**PROBLEM STATEMENT:**
Look for the string "marker" in the lines and copy each line that has it.
══ THE RECORDS
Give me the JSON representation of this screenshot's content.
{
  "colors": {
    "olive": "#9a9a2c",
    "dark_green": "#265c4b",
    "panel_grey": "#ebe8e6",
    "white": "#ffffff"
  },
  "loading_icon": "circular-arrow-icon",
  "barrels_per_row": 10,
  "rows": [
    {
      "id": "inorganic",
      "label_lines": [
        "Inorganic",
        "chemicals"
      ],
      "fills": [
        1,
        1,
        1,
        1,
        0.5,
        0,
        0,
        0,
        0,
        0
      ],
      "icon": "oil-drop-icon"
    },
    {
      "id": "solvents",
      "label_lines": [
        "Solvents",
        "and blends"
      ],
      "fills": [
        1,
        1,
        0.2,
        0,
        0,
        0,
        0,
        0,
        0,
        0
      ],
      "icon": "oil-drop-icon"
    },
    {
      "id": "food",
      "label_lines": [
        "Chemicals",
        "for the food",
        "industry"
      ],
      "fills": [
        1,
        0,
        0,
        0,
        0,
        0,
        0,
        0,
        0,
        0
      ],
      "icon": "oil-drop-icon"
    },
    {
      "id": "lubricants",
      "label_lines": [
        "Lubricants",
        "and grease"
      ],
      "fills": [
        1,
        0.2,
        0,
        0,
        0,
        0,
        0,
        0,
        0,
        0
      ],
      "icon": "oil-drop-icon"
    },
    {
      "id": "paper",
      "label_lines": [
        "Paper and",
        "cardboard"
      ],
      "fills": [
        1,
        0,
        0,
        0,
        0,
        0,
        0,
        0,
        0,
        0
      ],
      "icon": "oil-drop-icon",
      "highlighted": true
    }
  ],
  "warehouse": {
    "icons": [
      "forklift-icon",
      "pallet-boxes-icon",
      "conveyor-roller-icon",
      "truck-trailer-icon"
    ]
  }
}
════
══ THE RECORDS
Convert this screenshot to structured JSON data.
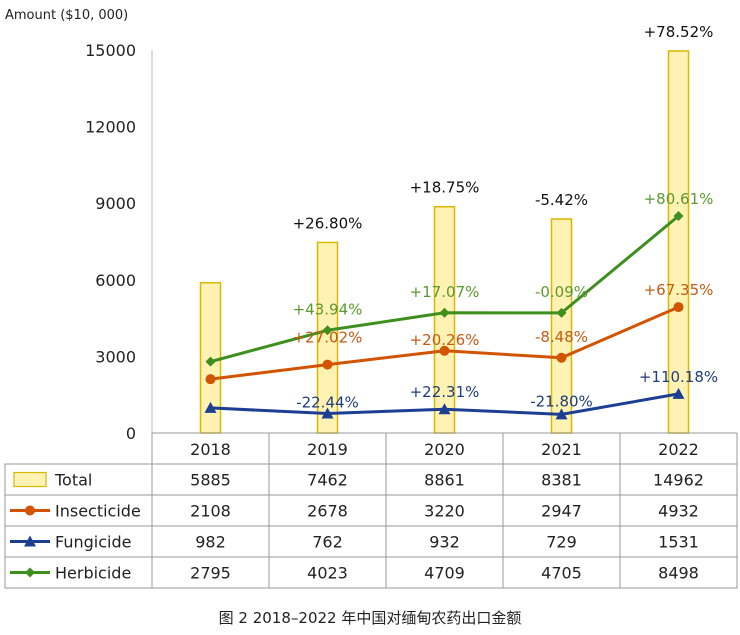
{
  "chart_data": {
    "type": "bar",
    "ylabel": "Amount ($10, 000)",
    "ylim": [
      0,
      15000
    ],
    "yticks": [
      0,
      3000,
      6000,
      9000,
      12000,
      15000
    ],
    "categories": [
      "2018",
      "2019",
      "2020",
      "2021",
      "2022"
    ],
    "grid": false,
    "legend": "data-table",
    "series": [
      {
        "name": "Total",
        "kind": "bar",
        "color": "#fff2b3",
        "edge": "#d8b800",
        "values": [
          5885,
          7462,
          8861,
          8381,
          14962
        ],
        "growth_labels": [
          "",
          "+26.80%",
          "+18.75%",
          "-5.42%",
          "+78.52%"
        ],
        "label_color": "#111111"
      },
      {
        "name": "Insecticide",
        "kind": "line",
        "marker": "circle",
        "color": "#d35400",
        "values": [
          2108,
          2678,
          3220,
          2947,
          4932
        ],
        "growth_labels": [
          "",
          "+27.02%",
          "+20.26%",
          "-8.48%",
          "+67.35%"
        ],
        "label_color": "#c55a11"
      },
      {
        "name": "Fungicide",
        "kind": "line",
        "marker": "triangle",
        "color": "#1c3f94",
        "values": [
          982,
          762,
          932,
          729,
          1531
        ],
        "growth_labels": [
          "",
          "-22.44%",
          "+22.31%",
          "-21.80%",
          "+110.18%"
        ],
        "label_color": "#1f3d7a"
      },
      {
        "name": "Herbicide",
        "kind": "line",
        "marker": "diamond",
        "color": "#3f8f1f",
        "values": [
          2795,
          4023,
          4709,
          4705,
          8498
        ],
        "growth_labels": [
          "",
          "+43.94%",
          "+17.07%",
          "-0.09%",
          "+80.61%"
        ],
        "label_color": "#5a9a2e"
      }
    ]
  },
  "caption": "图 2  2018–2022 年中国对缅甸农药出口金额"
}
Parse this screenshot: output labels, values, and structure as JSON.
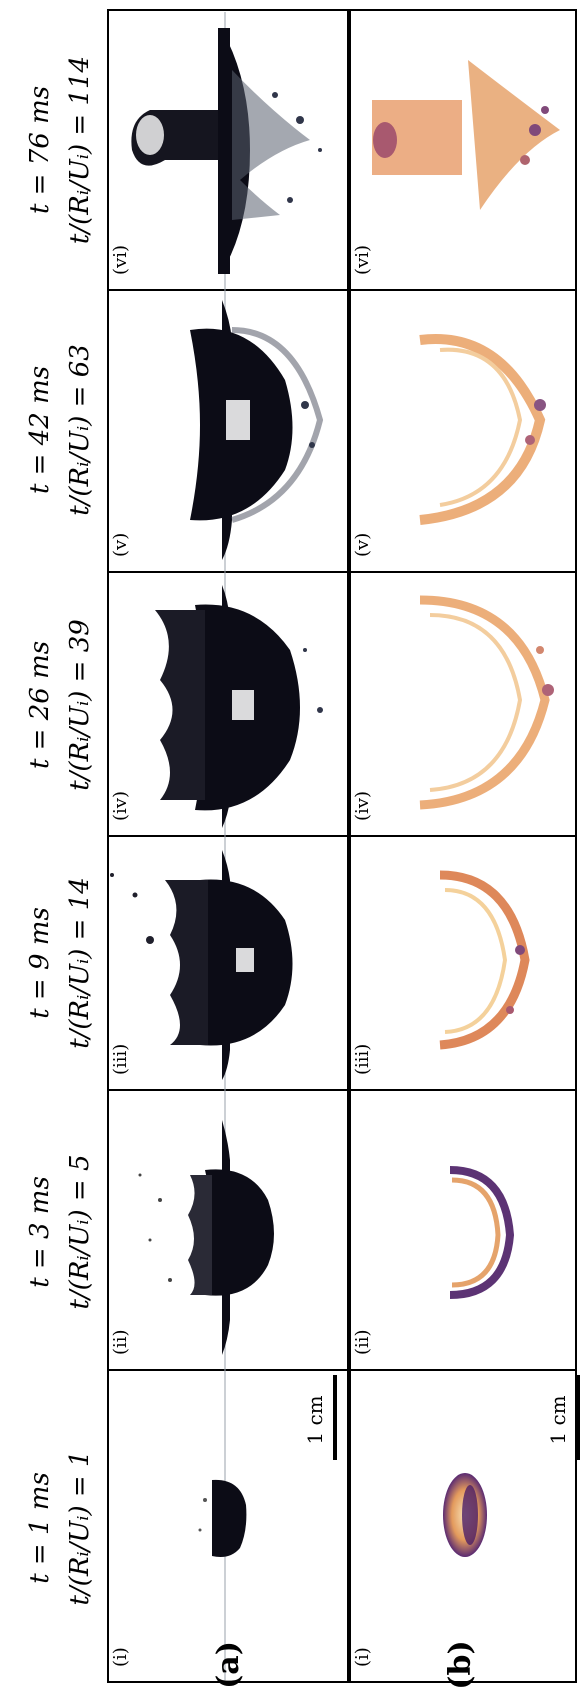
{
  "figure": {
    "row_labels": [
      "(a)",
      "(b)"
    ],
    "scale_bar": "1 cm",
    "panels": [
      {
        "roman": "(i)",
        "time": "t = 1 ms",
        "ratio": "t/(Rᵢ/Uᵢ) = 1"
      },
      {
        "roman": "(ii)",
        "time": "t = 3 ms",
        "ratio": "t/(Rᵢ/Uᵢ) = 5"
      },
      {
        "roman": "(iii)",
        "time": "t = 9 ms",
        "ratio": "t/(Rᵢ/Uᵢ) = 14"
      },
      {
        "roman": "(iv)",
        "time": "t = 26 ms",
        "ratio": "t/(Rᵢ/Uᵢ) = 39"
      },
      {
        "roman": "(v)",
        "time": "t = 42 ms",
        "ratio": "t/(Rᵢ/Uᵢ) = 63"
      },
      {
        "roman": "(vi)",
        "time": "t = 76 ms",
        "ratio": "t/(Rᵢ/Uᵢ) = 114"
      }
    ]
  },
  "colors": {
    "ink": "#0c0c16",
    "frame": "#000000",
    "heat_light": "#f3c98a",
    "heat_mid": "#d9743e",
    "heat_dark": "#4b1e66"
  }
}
════
══ THE RECORDS
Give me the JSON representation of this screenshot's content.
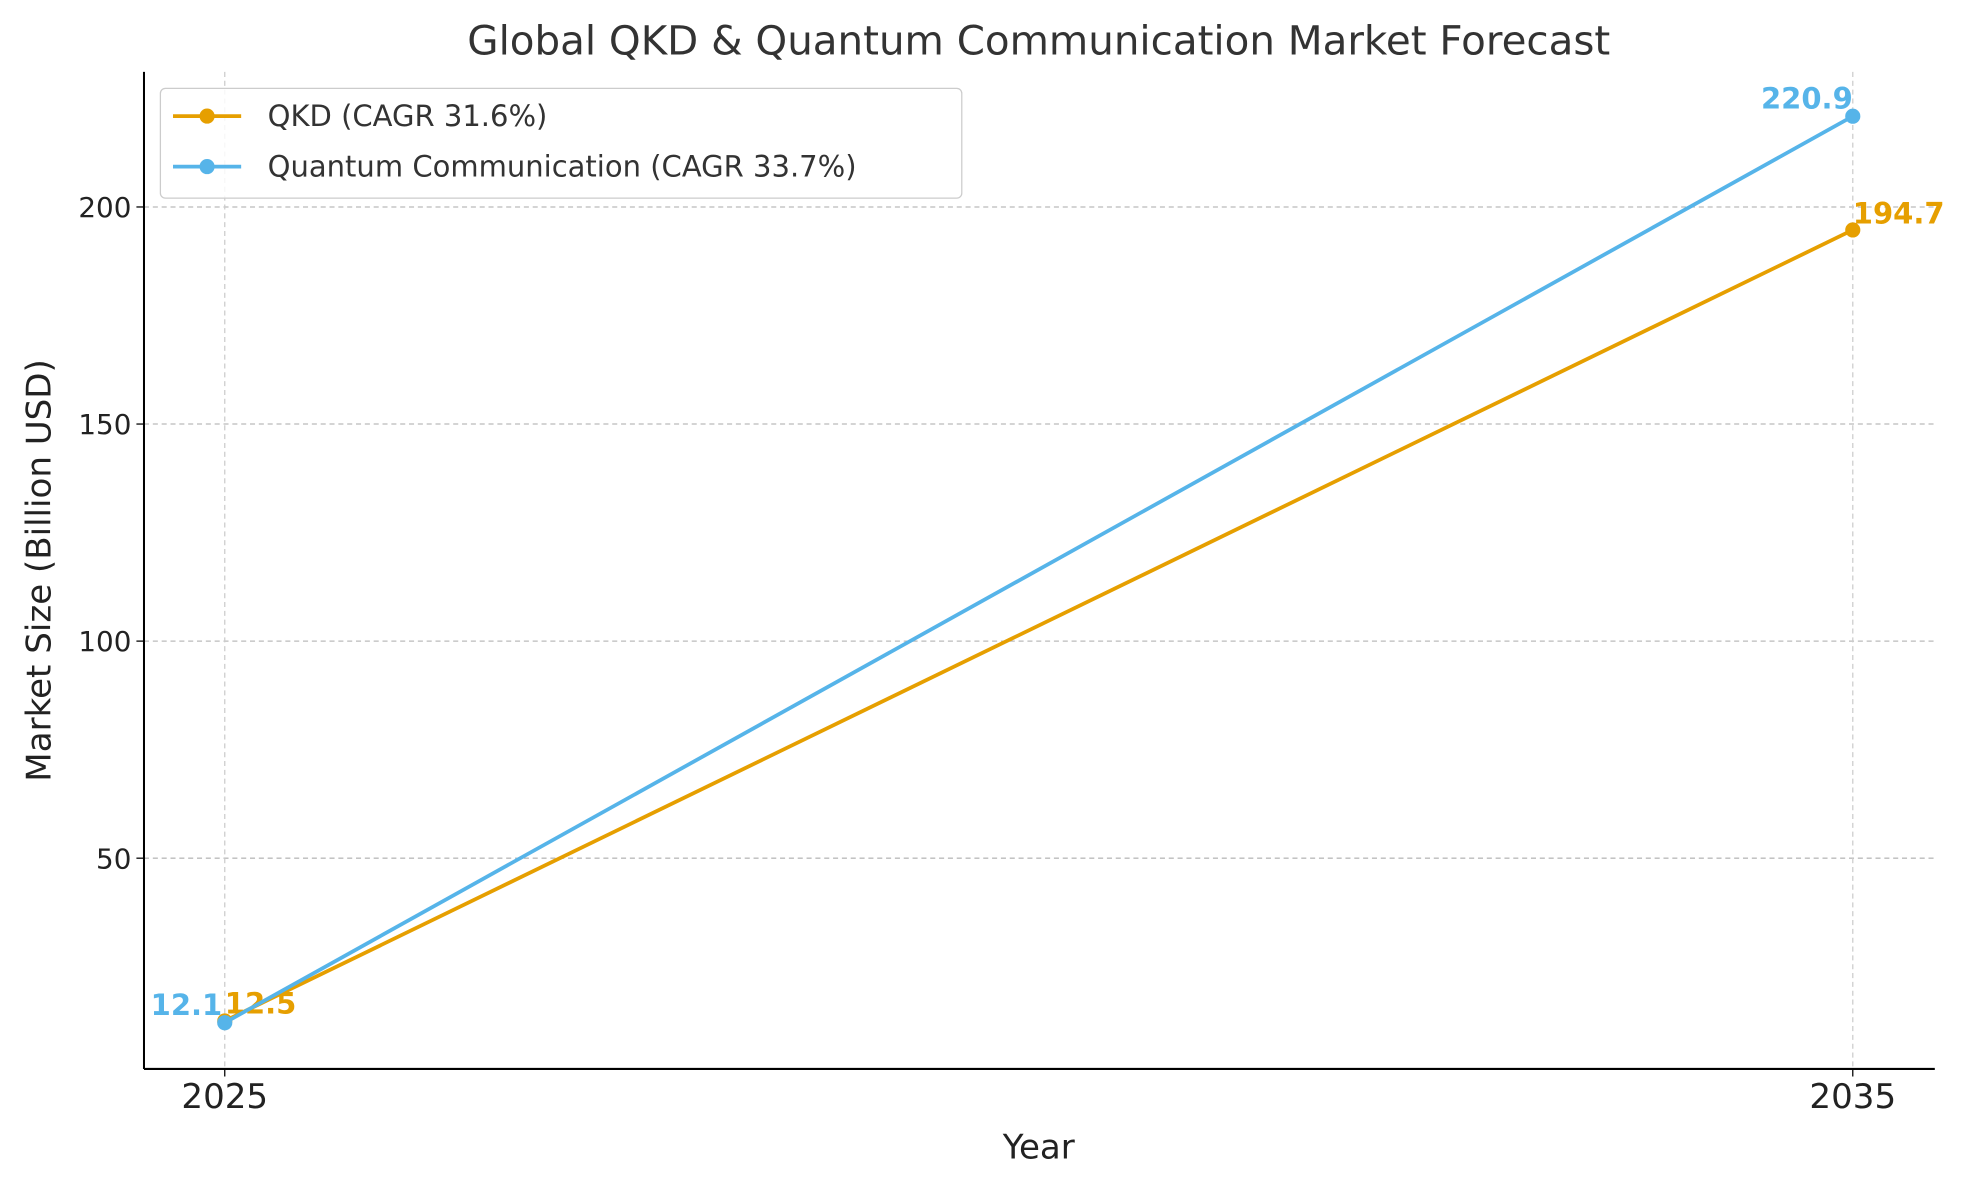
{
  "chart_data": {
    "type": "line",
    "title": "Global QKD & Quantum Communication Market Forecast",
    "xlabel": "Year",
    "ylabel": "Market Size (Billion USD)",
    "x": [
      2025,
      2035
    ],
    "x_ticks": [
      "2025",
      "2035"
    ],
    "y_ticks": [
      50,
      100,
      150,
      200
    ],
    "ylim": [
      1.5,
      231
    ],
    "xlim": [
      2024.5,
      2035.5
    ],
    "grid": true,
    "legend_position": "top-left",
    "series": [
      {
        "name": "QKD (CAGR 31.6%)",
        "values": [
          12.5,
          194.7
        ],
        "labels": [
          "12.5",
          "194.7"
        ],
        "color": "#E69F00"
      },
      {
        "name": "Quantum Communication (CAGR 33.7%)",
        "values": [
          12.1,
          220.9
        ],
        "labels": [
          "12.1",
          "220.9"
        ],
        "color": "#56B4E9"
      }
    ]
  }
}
════
**ANSWER TO THIS PROBLEM:**
        "marker": "circle",
        "marker": "triangle",
        "marker": "diamond",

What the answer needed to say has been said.